**What you should do:** Every line below must be reproduced exactly. Copy them all.

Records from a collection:
=======

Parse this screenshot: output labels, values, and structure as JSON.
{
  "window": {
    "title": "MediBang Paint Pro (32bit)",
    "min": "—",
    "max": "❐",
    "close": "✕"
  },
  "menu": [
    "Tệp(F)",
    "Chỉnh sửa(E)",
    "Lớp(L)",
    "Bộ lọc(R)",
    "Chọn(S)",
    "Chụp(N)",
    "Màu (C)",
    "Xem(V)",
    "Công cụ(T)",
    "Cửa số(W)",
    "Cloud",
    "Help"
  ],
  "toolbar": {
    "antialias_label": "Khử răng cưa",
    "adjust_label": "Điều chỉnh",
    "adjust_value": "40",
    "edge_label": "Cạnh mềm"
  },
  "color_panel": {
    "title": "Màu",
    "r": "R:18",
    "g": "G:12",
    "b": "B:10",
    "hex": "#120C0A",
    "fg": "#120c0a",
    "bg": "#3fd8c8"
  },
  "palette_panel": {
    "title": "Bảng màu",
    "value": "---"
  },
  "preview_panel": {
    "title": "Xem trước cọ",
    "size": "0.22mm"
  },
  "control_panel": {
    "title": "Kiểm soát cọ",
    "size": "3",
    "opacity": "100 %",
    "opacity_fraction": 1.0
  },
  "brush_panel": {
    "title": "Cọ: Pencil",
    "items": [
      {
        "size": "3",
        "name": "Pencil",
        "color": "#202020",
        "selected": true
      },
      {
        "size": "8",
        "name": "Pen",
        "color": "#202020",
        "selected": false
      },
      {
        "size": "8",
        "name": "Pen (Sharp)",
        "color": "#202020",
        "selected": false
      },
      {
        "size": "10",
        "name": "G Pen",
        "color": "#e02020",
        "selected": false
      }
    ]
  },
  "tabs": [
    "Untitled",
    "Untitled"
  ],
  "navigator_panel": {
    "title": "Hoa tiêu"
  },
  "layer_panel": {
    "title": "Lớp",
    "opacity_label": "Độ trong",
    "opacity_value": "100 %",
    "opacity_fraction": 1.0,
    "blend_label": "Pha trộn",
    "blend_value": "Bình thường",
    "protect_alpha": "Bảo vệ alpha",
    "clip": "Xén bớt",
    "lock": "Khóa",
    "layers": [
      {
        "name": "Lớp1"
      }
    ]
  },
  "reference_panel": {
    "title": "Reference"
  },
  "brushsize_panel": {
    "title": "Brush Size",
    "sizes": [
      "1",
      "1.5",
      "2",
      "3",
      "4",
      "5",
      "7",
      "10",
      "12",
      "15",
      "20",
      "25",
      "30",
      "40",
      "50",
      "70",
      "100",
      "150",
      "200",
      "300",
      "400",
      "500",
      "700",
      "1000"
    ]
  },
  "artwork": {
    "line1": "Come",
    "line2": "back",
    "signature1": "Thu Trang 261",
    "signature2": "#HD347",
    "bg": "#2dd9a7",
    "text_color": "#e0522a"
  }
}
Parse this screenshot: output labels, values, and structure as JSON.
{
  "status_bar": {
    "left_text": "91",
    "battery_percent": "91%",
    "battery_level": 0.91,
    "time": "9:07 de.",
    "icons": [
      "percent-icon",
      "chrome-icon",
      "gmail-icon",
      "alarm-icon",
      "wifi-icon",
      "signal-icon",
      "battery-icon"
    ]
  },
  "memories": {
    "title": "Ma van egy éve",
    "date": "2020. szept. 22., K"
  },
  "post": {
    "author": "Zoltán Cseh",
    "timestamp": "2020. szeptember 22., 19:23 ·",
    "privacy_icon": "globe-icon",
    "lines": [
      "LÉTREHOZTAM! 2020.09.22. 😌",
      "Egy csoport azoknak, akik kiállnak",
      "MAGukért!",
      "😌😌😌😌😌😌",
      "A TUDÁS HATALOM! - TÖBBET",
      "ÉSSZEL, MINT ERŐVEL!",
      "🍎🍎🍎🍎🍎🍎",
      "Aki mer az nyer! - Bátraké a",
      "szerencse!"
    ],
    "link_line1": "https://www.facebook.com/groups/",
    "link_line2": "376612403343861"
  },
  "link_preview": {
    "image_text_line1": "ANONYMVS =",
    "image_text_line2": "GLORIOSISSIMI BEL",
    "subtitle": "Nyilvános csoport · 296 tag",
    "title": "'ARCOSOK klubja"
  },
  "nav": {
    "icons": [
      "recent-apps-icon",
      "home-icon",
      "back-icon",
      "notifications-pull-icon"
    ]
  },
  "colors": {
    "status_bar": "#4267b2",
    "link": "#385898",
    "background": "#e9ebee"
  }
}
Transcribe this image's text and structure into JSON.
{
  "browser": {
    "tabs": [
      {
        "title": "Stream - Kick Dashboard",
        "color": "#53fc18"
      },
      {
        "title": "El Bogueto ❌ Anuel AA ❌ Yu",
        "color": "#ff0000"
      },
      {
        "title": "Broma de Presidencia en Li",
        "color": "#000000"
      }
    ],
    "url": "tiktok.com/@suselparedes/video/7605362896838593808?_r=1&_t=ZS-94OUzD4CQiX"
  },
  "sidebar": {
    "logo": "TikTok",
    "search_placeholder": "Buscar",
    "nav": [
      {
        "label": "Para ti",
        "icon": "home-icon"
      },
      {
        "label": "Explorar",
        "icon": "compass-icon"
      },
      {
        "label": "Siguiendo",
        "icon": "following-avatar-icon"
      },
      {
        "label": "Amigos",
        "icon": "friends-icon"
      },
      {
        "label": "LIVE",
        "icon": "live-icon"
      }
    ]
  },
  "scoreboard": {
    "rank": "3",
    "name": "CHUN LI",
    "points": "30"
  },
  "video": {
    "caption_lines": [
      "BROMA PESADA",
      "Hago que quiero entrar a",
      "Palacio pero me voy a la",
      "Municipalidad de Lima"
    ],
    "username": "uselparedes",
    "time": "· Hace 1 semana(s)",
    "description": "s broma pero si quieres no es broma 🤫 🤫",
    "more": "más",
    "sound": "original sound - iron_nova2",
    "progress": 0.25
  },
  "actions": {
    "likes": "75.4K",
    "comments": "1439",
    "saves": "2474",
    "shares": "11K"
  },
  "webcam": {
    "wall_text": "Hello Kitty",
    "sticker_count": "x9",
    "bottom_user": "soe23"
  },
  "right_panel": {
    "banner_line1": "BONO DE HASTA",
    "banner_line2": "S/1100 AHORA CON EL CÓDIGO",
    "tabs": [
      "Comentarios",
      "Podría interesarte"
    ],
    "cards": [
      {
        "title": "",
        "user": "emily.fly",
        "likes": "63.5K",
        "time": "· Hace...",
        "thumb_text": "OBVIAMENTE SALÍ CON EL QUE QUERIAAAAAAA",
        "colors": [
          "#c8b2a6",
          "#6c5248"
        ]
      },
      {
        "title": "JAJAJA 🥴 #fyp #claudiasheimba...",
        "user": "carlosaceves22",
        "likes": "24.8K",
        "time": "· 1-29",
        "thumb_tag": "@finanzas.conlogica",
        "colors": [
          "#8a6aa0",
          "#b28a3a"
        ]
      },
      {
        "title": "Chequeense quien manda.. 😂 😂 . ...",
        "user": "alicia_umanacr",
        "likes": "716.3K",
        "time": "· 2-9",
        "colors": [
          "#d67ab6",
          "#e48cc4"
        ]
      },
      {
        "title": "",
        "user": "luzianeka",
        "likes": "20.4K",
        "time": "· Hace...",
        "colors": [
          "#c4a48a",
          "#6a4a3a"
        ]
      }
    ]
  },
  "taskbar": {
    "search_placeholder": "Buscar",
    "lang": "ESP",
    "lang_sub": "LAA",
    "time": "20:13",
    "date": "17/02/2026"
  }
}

=======

**Answer to this exercise:**
Parse this screenshot: output labels, values, and structure as JSON.
{
  "window": {
    "title": "MediBang Paint Pro (32bit)",
    "min": "—",
    "max": "❐",
    "close": "✕"
  },
  "menu": [
    "Tệp(F)",
    "Chỉnh sửa(E)",
    "Lớp(L)",
    "Bộ lọc(R)",
    "Chọn(S)",
    "Chụp(N)",
    "Màu (C)",
    "Xem(V)",
    "Công cụ(T)",
    "Cửa số(W)",
    "Cloud",
    "Help"
  ],
  "toolbar": {
    "antialias_label": "Khử răng cưa",
    "adjust_label": "Điều chỉnh",
    "adjust_value": "40",
    "edge_label": "Cạnh mềm"
  },
  "color_panel": {
    "title": "Màu",
    "r": "R:18",
    "g": "G:12",
    "b": "B:10",
    "hex": "#120C0A",
    "fg": "#120c0a",
    "bg": "#3fd8c8"
  },
  "palette_panel": {
    "title": "Bảng màu",
    "value": "---"
  },
  "preview_panel": {
    "title": "Xem trước cọ",
    "size": "0.22mm"
  },
  "control_panel": {
    "title": "Kiểm soát cọ",
    "size": "3",
    "opacity": "100 %",
    "opacity_fraction": 1.0
  },
  "brush_panel": {
    "title": "Cọ: Pencil",
    "items": [
      {
        "size": "3",
        "name": "Pencil",
        "color": "#202020",
        "selected": true
      },
      {
        "size": "8",
        "name": "Pen",
        "color": "#202020",
        "selected": false
      },
      {
        "size": "8",
        "name": "Pen (Sharp)",
        "color": "#202020",
        "selected": false
      },
      {
        "size": "10",
        "name": "G Pen",
        "color": "#e02020",
        "selected": false
      }
    ]
  },
  "tabs": [
    "Untitled",
    "Untitled"
  ],
  "navigator_panel": {
    "title": "Hoa tiêu"
  },
  "layer_panel": {
    "title": "Lớp",
    "opacity_label": "Độ trong",
    "opacity_value": "100 %",
    "opacity_fraction": 1.0,
    "blend_label": "Pha trộn",
    "blend_value": "Bình thường",
    "protect_alpha": "Bảo vệ alpha",
    "clip": "Xén bớt",
    "lock": "Khóa",
    "layers": [
      {
        "name": "Lớp1"
      }
    ]
  },
  "reference_panel": {
    "title": "Reference"
  },
  "brushsize_panel": {
    "title": "Brush Size",
    "sizes": [
      "1",
      "1.5",
      "2",
      "3",
      "4",
      "5",
      "7",
      "10",
      "12",
      "15",
      "20",
      "25",
      "30",
      "40",
      "50",
      "70",
      "100",
      "150",
      "200",
      "300",
      "400",
      "500",
      "700",
      "1000"
    ]
  },
  "artwork": {
    "line1": "Come",
    "line2": "back",
    "signature1": "Thu Trang 261",
    "signature2": "#HD347",
    "bg": "#2dd9a7",
    "text_color": "#e0522a"
  }
}
Parse this screenshot: output labels, values, and structure as JSON.
{
  "status_bar": {
    "left_text": "91",
    "battery_percent": "91%",
    "battery_level": 0.91,
    "time": "9:07 de.",
    "icons": [
      "percent-icon",
      "chrome-icon",
      "gmail-icon",
      "alarm-icon",
      "wifi-icon",
      "signal-icon",
      "battery-icon"
    ]
  },
  "memories": {
    "title": "Ma van egy éve",
    "date": "2020. szept. 22., K"
  },
  "post": {
    "author": "Zoltán Cseh",
    "timestamp": "2020. szeptember 22., 19:23 ·",
    "privacy_icon": "globe-icon",
    "lines": [
      "LÉTREHOZTAM! 2020.09.22. 😌",
      "Egy csoport azoknak, akik kiállnak",
      "MAGukért!",
      "😌😌😌😌😌😌",
      "A TUDÁS HATALOM! - TÖBBET",
      "ÉSSZEL, MINT ERŐVEL!",
      "🍎🍎🍎🍎🍎🍎",
      "Aki mer az nyer! - Bátraké a",
      "szerencse!"
    ],
    "link_line1": "https://www.facebook.com/groups/",
    "link_line2": "376612403343861"
  },
  "link_preview": {
    "image_text_line1": "ANONYMVS =",
    "image_text_line2": "GLORIOSISSIMI BEL",
    "subtitle": "Nyilvános csoport · 296 tag",
    "title": "'ARCOSOK klubja"
  },
  "nav": {
    "icons": [
      "recent-apps-icon",
      "home-icon",
      "back-icon",
      "notifications-pull-icon"
    ]
  },
  "colors": {
    "status_bar": "#4267b2",
    "link": "#385898",
    "background": "#e9ebee"
  }
}
Transcribe this image's text and structure into JSON.
{
  "browser": {
    "tabs": [
      {
        "title": "Stream - Kick Dashboard",
        "color": "#53fc18"
      },
      {
        "title": "El Bogueto ❌ Anuel AA ❌ Yu",
        "color": "#ff0000"
      },
      {
        "title": "Broma de Presidencia en Li",
        "color": "#000000"
      }
    ],
    "url": "tiktok.com/@suselparedes/video/7605362896838593808?_r=1&_t=ZS-94OUzD4CQiX"
  },
  "sidebar": {
    "logo": "TikTok",
    "search_placeholder": "Buscar",
    "nav": [
      {
        "label": "Para ti",
        "icon": "home-icon"
      },
      {
        "label": "Explorar",
        "icon": "compass-icon"
      },
      {
        "label": "Siguiendo",
        "icon": "following-avatar-icon"
      },
      {
        "label": "Amigos",
        "icon": "friends-icon"
      },
      {
        "label": "LIVE",
        "icon": "live-icon"
      }
    ]
  },
  "scoreboard": {
    "rank": "3",
    "name": "CHUN LI",
    "points": "30"
  },
  "video": {
    "caption_lines": [
      "BROMA PESADA",
      "Hago que quiero entrar a",
      "Palacio pero me voy a la",
      "Municipalidad de Lima"
    ],
    "username": "uselparedes",
    "time": "· Hace 1 semana(s)",
    "description": "s broma pero si quieres no es broma 🤫 🤫",
    "more": "más",
    "sound": "original sound - iron_nova2",
    "progress": 0.25
  },
  "actions": {
    "likes": "75.4K",
    "comments": "1439",
    "saves": "2474",
    "shares": "11K"
  },
  "webcam": {
    "wall_text": "Hello Kitty",
    "sticker_count": "x9",
    "bottom_user": "soe23"
  },
  "right_panel": {
    "banner_line1": "BONO DE HASTA",
    "banner_line2": "S/1100 AHORA CON EL CÓDIGO",
    "tabs": [
      "Comentarios",
      "Podría interesarte"
    ],
    "cards": [
      {
        "title": "",
        "user": "emily.fly",
        "likes": "63.5K",
        "time": "· Hace...",
        "thumb_text": "OBVIAMENTE SALÍ CON EL QUE QUERIAAAAAAA",
        "colors": [
          "#c8b2a6",
          "#6c5248"
        ]
      },
      {
        "title": "JAJAJA 🥴 #fyp #claudiasheimba...",
        "user": "carlosaceves22",
        "likes": "24.8K",
        "time": "· 1-29",
        "thumb_tag": "@finanzas.conlogica",
        "colors": [
          "#8a6aa0",
          "#b28a3a"
        ]
      },
      {
        "title": "Chequeense quien manda.. 😂 😂 . ...",
        "user": "alicia_umanacr",
        "likes": "716.3K",
        "time": "· 2-9",
        "colors": [
          "#d67ab6",
          "#e48cc4"
        ]
      },
      {
        "title": "",
        "user": "luzianeka",
        "likes": "20.4K",
        "time": "· Hace...",
        "colors": [
          "#c4a48a",
          "#6a4a3a"
        ]
      }
    ]
  },
  "taskbar": {
    "search_placeholder": "Buscar",
    "lang": "ESP",
    "lang_sub": "LAA",
    "time": "20:13",
    "date": "17/02/2026"
  }
}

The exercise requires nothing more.